### [Objective]
Print all entries precisely as they are written.

════════

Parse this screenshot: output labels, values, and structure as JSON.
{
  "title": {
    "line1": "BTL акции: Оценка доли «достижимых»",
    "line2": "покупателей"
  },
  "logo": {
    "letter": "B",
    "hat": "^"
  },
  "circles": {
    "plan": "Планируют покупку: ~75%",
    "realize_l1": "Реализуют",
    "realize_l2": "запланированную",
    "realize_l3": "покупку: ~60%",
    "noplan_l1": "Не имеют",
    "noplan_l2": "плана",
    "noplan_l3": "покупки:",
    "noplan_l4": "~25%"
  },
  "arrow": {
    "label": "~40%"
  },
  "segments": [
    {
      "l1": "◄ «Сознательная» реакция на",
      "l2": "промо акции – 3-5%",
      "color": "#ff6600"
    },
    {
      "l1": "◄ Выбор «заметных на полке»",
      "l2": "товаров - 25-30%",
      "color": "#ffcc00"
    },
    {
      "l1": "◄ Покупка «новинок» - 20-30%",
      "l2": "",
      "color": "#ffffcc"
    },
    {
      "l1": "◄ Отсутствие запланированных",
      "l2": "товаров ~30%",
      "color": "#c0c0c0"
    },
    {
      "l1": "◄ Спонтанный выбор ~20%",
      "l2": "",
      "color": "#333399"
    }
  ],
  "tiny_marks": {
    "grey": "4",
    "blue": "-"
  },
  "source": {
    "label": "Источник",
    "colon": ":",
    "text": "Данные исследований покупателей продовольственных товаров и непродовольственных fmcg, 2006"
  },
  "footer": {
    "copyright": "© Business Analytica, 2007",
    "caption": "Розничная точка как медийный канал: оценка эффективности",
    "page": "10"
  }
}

════════

### [Right answer]
Parse this screenshot: output labels, values, and structure as JSON.
{
  "title": {
    "line1": "BTL акции: Оценка доли «достижимых»",
    "line2": "покупателей"
  },
  "logo": {
    "letter": "B",
    "hat": "^"
  },
  "circles": {
    "plan": "Планируют покупку: ~75%",
    "realize_l1": "Реализуют",
    "realize_l2": "запланированную",
    "realize_l3": "покупку: ~60%",
    "noplan_l1": "Не имеют",
    "noplan_l2": "плана",
    "noplan_l3": "покупки:",
    "noplan_l4": "~25%"
  },
  "arrow": {
    "label": "~40%"
  },
  "segments": [
    {
      "l1": "◄ «Сознательная» реакция на",
      "l2": "промо акции – 3-5%",
      "color": "#ff6600"
    },
    {
      "l1": "◄ Выбор «заметных на полке»",
      "l2": "товаров - 25-30%",
      "color": "#ffcc00"
    },
    {
      "l1": "◄ Покупка «новинок» - 20-30%",
      "l2": "",
      "color": "#ffffcc"
    },
    {
      "l1": "◄ Отсутствие запланированных",
      "l2": "товаров ~30%",
      "color": "#c0c0c0"
    },
    {
      "l1": "◄ Спонтанный выбор ~20%",
      "l2": "",
      "color": "#333399"
    }
  ],
  "tiny_marks": {
    "grey": "4",
    "blue": "-"
  },
  "source": {
    "label": "Источник",
    "colon": ":",
    "text": "Данные исследований покупателей продовольственных товаров и непродовольственных fmcg, 2006"
  },
  "footer": {
    "copyright": "© Business Analytica, 2007",
    "caption": "Розничная точка как медийный канал: оценка эффективности",
    "page": "10"
  }
}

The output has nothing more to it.